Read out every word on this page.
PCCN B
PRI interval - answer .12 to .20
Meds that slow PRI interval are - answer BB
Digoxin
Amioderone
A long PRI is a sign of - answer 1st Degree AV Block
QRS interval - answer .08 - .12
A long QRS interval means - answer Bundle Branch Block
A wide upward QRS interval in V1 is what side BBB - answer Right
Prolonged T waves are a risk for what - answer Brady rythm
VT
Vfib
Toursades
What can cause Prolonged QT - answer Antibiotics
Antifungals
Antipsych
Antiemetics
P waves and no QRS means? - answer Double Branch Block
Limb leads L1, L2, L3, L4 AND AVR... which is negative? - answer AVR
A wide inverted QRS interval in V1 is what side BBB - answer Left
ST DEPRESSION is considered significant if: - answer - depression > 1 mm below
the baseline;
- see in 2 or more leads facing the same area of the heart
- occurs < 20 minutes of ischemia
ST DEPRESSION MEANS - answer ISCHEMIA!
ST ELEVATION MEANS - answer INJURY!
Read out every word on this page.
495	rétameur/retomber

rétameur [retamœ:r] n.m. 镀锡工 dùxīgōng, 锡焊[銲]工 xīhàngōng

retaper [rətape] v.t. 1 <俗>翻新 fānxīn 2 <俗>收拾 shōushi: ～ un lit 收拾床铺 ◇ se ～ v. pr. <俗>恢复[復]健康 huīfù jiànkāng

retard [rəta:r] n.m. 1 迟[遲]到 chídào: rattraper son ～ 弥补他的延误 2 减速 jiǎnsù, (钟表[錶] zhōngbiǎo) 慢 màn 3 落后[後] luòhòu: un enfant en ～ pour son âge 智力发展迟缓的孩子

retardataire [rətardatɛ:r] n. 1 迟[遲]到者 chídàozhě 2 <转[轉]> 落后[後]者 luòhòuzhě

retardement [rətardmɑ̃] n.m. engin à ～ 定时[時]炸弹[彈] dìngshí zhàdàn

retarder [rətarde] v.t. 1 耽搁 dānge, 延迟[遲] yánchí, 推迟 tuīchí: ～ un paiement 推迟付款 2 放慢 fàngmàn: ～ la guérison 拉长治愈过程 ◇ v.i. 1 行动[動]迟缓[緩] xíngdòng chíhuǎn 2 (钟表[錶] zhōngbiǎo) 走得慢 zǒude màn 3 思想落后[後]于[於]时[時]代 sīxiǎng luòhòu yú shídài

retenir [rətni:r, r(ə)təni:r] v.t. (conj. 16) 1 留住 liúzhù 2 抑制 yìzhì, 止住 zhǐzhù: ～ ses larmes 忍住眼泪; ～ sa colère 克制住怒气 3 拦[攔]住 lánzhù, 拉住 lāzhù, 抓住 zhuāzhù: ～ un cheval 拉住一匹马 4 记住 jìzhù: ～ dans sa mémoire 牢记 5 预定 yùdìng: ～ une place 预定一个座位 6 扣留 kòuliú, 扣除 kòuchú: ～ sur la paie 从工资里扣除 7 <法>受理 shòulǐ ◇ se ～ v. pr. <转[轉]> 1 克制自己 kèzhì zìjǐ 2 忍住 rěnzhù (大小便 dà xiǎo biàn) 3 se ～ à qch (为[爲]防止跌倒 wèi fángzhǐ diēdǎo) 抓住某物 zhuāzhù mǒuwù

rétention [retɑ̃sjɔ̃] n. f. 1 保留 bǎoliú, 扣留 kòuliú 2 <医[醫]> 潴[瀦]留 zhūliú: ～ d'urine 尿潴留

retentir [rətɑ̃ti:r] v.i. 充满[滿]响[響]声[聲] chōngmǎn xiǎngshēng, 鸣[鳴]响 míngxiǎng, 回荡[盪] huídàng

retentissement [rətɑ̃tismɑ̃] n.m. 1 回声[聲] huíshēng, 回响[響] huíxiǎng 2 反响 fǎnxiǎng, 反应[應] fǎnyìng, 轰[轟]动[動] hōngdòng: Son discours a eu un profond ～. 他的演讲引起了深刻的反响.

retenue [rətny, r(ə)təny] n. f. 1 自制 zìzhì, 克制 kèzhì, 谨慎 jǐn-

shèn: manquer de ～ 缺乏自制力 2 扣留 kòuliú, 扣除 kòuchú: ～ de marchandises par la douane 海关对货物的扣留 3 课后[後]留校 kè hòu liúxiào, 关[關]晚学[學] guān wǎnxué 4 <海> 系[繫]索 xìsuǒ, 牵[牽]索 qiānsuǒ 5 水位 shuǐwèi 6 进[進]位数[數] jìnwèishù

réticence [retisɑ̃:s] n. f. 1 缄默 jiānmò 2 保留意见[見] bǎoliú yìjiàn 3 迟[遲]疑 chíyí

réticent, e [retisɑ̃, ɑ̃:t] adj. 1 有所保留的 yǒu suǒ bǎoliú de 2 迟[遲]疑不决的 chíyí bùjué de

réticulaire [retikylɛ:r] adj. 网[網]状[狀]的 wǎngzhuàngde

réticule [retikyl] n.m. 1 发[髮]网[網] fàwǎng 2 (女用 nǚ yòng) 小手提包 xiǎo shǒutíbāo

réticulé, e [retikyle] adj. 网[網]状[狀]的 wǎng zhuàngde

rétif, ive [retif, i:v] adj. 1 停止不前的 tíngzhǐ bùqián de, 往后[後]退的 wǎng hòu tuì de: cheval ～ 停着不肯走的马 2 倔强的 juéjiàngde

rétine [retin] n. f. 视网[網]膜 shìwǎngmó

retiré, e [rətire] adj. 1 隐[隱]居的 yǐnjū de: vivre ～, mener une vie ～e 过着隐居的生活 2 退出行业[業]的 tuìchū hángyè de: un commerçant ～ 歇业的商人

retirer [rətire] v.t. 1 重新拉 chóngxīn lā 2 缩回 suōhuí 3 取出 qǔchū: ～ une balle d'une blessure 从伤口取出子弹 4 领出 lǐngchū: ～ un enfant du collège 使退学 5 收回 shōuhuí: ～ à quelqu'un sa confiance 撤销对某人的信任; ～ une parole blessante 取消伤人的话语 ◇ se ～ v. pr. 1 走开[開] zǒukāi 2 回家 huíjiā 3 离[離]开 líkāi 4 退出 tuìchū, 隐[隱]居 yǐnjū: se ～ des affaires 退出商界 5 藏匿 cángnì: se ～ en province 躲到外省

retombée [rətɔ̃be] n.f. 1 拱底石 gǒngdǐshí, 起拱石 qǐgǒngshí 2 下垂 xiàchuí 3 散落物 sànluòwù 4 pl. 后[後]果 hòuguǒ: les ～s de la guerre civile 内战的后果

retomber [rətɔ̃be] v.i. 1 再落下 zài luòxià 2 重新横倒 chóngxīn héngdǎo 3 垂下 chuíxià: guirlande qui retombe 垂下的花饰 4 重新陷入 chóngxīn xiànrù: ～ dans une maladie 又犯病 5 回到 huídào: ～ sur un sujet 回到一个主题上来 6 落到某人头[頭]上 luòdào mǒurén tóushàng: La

What the task asks: Repeat the material above in full, exactly as it stands.

Response for this exercise:
Read out every word on this page.
PCCN B
PRI interval - answer .12 to .20
Meds that slow PRI interval are - answer BB
Digoxin
Amioderone
A long PRI is a sign of - answer 1st Degree AV Block
QRS interval - answer .08 - .12
A long QRS interval means - answer Bundle Branch Block
A wide upward QRS interval in V1 is what side BBB - answer Right
Prolonged T waves are a risk for what - answer Brady rythm
VT
Vfib
Toursades
What can cause Prolonged QT - answer Antibiotics
Antifungals
Antipsych
Antiemetics
P waves and no QRS means? - answer Double Branch Block
Limb leads L1, L2, L3, L4 AND AVR... which is negative? - answer AVR
A wide inverted QRS interval in V1 is what side BBB - answer Left
ST DEPRESSION is considered significant if: - answer - depression > 1 mm below
the baseline;
- see in 2 or more leads facing the same area of the heart
- occurs < 20 minutes of ischemia
ST DEPRESSION MEANS - answer ISCHEMIA!
ST ELEVATION MEANS - answer INJURY!
Read out every word on this page.
495	rétameur/retomber

rétameur [retamœ:r] n.m. 镀锡工 dùxīgōng, 锡焊[銲]工 xīhàngōng

retaper [rətape] v.t. 1 <俗>翻新 fānxīn 2 <俗>收拾 shōushi: ～ un lit 收拾床铺 ◇ se ～ v. pr. <俗>恢复[復]健康 huīfù jiànkāng

retard [rəta:r] n.m. 1 迟[遲]到 chídào: rattraper son ～ 弥补他的延误 2 减速 jiǎnsù, (钟表[錶] zhōngbiǎo) 慢 màn 3 落后[後] luòhòu: un enfant en ～ pour son âge 智力发展迟缓的孩子

retardataire [rətardatɛ:r] n. 1 迟[遲]到者 chídàozhě 2 <转[轉]> 落后[後]者 luòhòuzhě

retardement [rətardmɑ̃] n.m. engin à ～ 定时[時]炸弹[彈] dìngshí zhàdàn

retarder [rətarde] v.t. 1 耽搁 dānge, 延迟[遲] yánchí, 推迟 tuīchí: ～ un paiement 推迟付款 2 放慢 fàngmàn: ～ la guérison 拉长治愈过程 ◇ v.i. 1 行动[動]迟缓[緩] xíngdòng chíhuǎn 2 (钟表[錶] zhōngbiǎo) 走得慢 zǒude màn 3 思想落后[後]于[於]时[時]代 sīxiǎng luòhòu yú shídài

retenir [rətni:r, r(ə)təni:r] v.t. (conj. 16) 1 留住 liúzhù 2 抑制 yìzhì, 止住 zhǐzhù: ～ ses larmes 忍住眼泪; ～ sa colère 克制住怒气 3 拦[攔]住 lánzhù, 拉住 lāzhù, 抓住 zhuāzhù: ～ un cheval 拉住一匹马 4 记住 jìzhù: ～ dans sa mémoire 牢记 5 预定 yùdìng: ～ une place 预定一个座位 6 扣留 kòuliú, 扣除 kòuchú: ～ sur la paie 从工资里扣除 7 <法>受理 shòulǐ ◇ se ～ v. pr. <转[轉]> 1 克制自己 kèzhì zìjǐ 2 忍住 rěnzhù (大小便 dà xiǎo biàn) 3 se ～ à qch (为[爲]防止跌倒 wèi fángzhǐ diēdǎo) 抓住某物 zhuāzhù mǒuwù

rétention [retɑ̃sjɔ̃] n. f. 1 保留 bǎoliú, 扣留 kòuliú 2 <医[醫]> 潴[瀦]留 zhūliú: ～ d'urine 尿潴留

retentir [rətɑ̃ti:r] v.i. 充满[滿]响[響]声[聲] chōngmǎn xiǎngshēng, 鸣[鳴]响 míngxiǎng, 回荡[盪] huídàng

retentissement [rətɑ̃tismɑ̃] n.m. 1 回声[聲] huíshēng, 回响[響] huíxiǎng 2 反响 fǎnxiǎng, 反应[應] fǎnyìng, 轰[轟]动[動] hōngdòng: Son discours a eu un profond ～. 他的演讲引起了深刻的反响.

retenue [rətny, r(ə)təny] n. f. 1 自制 zìzhì, 克制 kèzhì, 谨慎 jǐn-

shèn: manquer de ～ 缺乏自制力 2 扣留 kòuliú, 扣除 kòuchú: ～ de marchandises par la douane 海关对货物的扣留 3 课后[後]留校 kè hòu liúxiào, 关[關]晚学[學] guān wǎnxué 4 <海> 系[繫]索 xìsuǒ, 牵[牽]索 qiānsuǒ 5 水位 shuǐwèi 6 进[進]位数[數] jìnwèishù

réticence [retisɑ̃:s] n. f. 1 缄默 jiānmò 2 保留意见[見] bǎoliú yìjiàn 3 迟[遲]疑 chíyí

réticent, e [retisɑ̃, ɑ̃:t] adj. 1 有所保留的 yǒu suǒ bǎoliú de 2 迟[遲]疑不决的 chíyí bùjué de

réticulaire [retikylɛ:r] adj. 网[網]状[狀]的 wǎngzhuàngde

réticule [retikyl] n.m. 1 发[髮]网[網] fàwǎng 2 (女用 nǚ yòng) 小手提包 xiǎo shǒutíbāo

réticulé, e [retikyle] adj. 网[網]状[狀]的 wǎng zhuàngde

rétif, ive [retif, i:v] adj. 1 停止不前的 tíngzhǐ bùqián de, 往后[後]退的 wǎng hòu tuì de: cheval ～ 停着不肯走的马 2 倔强的 juéjiàngde

rétine [retin] n. f. 视网[網]膜 shìwǎngmó

retiré, e [rətire] adj. 1 隐[隱]居的 yǐnjū de: vivre ～, mener une vie ～e 过着隐居的生活 2 退出行业[業]的 tuìchū hángyè de: un commerçant ～ 歇业的商人

retirer [rətire] v.t. 1 重新拉 chóngxīn lā 2 缩回 suōhuí 3 取出 qǔchū: ～ une balle d'une blessure 从伤口取出子弹 4 领出 lǐngchū: ～ un enfant du collège 使退学 5 收回 shōuhuí: ～ à quelqu'un sa confiance 撤销对某人的信任; ～ une parole blessante 取消伤人的话语 ◇ se ～ v. pr. 1 走开[開] zǒukāi 2 回家 huíjiā 3 离[離]开 líkāi 4 退出 tuìchū, 隐[隱]居 yǐnjū: se ～ des affaires 退出商界 5 藏匿 cángnì: se ～ en province 躲到外省

retombée [rətɔ̃be] n.f. 1 拱底石 gǒngdǐshí, 起拱石 qǐgǒngshí 2 下垂 xiàchuí 3 散落物 sànluòwù 4 pl. 后[後]果 hòuguǒ: les ～s de la guerre civile 内战的后果

retomber [rətɔ̃be] v.i. 1 再落下 zài luòxià 2 重新横倒 chóngxīn héngdǎo 3 垂下 chuíxià: guirlande qui retombe 垂下的花饰 4 重新陷入 chóngxīn xiànrù: ～ dans une maladie 又犯病 5 回到 huídào: ～ sur un sujet 回到一个主题上来 6 落到某人头[頭]上 luòdào mǒurén tóushàng: La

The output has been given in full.